Assignment
Could you filter the listing for lines with the word "size" and return them?
Top of Information provided
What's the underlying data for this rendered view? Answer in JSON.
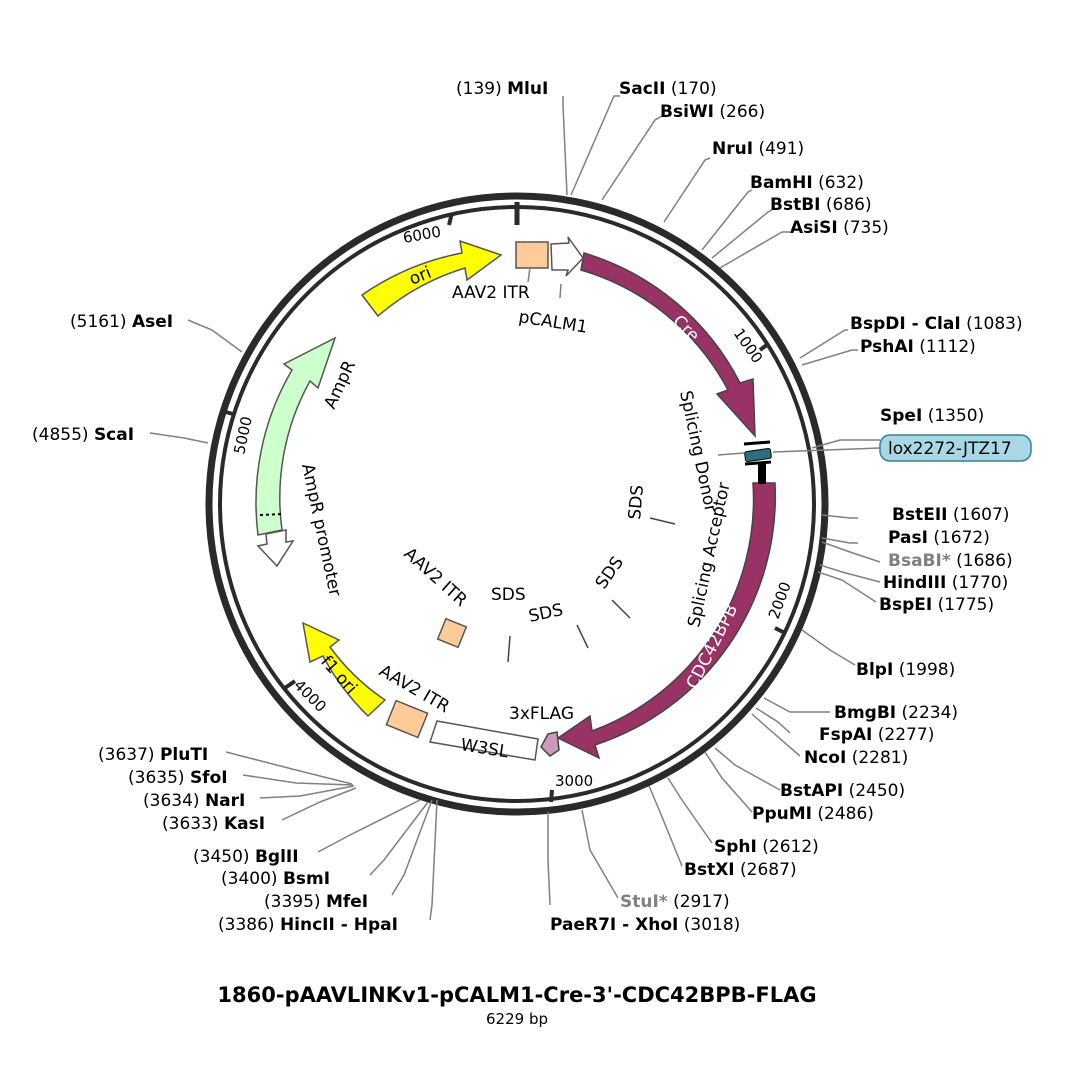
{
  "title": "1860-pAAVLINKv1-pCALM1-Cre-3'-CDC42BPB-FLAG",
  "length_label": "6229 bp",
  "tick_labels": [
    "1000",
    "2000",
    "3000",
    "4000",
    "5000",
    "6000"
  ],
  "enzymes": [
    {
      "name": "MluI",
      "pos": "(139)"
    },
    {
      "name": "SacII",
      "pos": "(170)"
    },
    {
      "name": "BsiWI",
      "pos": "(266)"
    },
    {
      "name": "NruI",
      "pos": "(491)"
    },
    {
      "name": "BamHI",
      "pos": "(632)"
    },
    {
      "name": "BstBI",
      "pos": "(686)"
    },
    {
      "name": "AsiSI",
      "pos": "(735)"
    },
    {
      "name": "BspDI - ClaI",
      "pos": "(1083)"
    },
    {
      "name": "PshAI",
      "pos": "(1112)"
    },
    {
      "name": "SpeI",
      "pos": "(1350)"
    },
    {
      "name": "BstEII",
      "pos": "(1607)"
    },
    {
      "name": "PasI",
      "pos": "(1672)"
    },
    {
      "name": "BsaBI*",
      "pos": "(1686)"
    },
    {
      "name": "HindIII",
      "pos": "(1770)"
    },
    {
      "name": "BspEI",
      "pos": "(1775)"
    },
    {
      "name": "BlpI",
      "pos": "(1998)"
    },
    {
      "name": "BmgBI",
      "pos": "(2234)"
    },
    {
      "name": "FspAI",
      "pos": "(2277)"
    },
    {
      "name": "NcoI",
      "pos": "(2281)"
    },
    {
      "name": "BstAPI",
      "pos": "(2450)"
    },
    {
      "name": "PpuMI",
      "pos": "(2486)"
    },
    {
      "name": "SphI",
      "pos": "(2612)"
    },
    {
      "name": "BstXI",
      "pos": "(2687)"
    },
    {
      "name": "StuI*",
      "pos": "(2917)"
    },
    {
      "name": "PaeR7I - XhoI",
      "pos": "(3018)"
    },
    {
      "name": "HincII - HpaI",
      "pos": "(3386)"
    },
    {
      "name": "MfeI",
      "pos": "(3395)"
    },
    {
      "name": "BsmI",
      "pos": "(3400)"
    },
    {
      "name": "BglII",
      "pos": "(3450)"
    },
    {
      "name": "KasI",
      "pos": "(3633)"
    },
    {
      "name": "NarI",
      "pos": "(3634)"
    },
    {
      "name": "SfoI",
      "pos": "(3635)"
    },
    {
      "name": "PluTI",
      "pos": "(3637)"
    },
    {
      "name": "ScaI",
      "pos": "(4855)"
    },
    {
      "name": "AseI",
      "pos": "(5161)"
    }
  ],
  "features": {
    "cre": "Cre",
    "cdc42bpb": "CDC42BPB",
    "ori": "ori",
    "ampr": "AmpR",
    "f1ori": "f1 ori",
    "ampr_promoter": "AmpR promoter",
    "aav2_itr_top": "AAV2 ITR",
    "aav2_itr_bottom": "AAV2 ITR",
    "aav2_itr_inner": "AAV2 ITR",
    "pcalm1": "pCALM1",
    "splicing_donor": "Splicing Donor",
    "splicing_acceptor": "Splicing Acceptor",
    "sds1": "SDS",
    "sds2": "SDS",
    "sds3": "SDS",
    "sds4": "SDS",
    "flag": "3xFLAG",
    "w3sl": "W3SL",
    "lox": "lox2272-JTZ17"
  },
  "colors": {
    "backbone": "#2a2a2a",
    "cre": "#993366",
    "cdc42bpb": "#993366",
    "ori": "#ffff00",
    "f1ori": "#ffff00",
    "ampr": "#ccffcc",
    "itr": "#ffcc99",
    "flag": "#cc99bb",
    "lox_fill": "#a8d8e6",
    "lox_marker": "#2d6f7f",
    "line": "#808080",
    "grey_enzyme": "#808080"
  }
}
Bottom of Information provided
Top of Information provided
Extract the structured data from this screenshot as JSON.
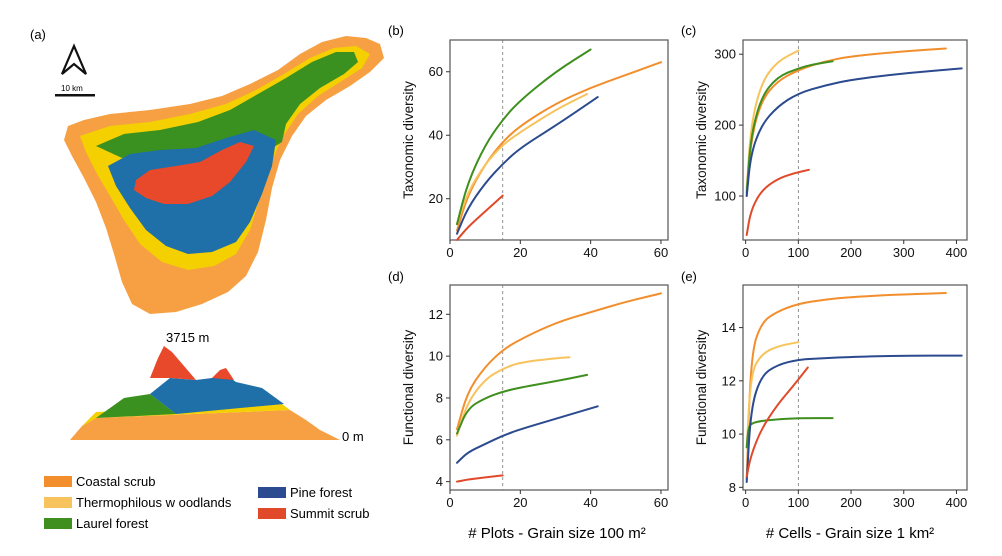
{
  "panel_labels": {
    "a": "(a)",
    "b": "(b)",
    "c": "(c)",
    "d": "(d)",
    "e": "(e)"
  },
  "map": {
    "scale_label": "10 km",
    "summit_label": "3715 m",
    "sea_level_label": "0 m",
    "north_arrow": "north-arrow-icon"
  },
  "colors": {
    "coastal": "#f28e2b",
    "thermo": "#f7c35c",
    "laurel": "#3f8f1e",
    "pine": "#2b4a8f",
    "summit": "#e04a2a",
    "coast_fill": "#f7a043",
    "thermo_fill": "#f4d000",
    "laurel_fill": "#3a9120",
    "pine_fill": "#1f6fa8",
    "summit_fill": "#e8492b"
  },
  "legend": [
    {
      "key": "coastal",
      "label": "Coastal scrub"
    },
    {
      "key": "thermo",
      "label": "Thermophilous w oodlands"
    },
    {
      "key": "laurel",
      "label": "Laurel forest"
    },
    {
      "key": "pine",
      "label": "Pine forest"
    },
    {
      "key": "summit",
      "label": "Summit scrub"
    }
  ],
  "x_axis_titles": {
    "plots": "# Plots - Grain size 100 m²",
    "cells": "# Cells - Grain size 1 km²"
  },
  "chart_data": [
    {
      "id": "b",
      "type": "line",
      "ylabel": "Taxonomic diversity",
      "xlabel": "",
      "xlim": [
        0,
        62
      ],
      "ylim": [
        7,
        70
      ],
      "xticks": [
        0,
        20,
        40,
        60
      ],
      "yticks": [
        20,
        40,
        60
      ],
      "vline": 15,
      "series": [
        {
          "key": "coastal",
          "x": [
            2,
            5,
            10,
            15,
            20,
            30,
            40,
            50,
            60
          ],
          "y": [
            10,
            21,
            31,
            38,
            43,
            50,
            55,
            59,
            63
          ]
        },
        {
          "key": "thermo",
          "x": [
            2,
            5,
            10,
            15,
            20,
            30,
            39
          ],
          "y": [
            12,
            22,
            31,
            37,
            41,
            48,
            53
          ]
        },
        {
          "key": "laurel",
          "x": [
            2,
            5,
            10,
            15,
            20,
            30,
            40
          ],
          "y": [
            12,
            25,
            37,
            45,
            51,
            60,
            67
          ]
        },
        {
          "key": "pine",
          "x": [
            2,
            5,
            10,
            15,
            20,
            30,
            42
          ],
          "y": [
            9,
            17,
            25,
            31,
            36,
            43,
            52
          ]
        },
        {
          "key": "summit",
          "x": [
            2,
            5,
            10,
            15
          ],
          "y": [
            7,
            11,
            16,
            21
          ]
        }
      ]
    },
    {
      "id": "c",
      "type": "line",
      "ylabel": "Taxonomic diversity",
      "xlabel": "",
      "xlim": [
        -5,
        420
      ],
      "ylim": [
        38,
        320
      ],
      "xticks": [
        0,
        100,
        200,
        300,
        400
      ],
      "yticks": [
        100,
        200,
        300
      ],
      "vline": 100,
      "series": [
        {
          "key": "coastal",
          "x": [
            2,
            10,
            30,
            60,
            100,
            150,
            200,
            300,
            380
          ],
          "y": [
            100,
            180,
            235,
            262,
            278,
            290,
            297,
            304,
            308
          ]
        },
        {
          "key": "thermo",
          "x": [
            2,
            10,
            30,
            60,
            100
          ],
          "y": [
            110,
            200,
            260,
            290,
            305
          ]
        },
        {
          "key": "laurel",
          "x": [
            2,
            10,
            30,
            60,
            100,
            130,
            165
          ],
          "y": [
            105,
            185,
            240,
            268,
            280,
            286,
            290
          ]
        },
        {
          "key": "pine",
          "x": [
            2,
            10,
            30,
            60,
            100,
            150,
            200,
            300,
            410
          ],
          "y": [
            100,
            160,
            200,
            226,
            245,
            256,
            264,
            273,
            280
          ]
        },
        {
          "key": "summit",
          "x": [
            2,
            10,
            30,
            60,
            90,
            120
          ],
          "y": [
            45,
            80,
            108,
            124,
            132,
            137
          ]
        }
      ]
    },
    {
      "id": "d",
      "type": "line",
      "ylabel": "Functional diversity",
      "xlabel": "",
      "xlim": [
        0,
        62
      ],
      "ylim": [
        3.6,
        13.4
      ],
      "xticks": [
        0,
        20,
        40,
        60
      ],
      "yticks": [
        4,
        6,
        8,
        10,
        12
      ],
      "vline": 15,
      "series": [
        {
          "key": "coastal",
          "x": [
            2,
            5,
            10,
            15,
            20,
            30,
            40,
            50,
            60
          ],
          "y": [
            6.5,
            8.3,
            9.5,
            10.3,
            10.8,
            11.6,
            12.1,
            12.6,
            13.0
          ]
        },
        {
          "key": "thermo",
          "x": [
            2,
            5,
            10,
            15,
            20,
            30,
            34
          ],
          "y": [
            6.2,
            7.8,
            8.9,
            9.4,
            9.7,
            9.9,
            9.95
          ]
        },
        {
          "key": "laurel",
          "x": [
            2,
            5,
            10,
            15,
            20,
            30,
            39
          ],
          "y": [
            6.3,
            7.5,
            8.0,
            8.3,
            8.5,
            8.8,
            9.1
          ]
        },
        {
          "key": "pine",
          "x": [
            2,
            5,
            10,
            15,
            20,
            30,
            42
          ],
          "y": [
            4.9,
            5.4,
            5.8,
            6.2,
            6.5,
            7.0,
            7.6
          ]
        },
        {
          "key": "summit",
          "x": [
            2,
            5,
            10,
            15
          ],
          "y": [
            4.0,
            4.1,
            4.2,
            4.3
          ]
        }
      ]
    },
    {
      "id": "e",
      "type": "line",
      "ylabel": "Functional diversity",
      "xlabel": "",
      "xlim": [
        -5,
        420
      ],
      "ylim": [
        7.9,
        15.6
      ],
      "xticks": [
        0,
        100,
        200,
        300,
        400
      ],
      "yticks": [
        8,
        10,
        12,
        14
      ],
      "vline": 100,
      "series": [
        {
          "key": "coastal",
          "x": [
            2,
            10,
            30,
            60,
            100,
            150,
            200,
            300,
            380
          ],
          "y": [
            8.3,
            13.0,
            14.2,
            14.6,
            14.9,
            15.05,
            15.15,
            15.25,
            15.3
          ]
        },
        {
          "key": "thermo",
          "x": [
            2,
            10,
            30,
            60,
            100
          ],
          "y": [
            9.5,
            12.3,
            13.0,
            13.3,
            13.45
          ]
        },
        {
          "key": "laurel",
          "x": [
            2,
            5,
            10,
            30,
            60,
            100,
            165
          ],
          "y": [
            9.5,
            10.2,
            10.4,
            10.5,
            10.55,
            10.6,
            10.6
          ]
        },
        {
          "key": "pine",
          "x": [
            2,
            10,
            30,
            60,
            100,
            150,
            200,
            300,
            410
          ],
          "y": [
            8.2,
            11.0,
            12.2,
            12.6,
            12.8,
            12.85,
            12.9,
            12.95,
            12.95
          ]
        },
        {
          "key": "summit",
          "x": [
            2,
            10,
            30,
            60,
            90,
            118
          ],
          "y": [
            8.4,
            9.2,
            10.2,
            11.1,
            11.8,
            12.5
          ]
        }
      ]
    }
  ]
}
Bottom of Information provided
Solution for this problem
    "plots": "# Plots - Grain size 100 m²",
    "cells": "# Cells - Grain size 1 km²"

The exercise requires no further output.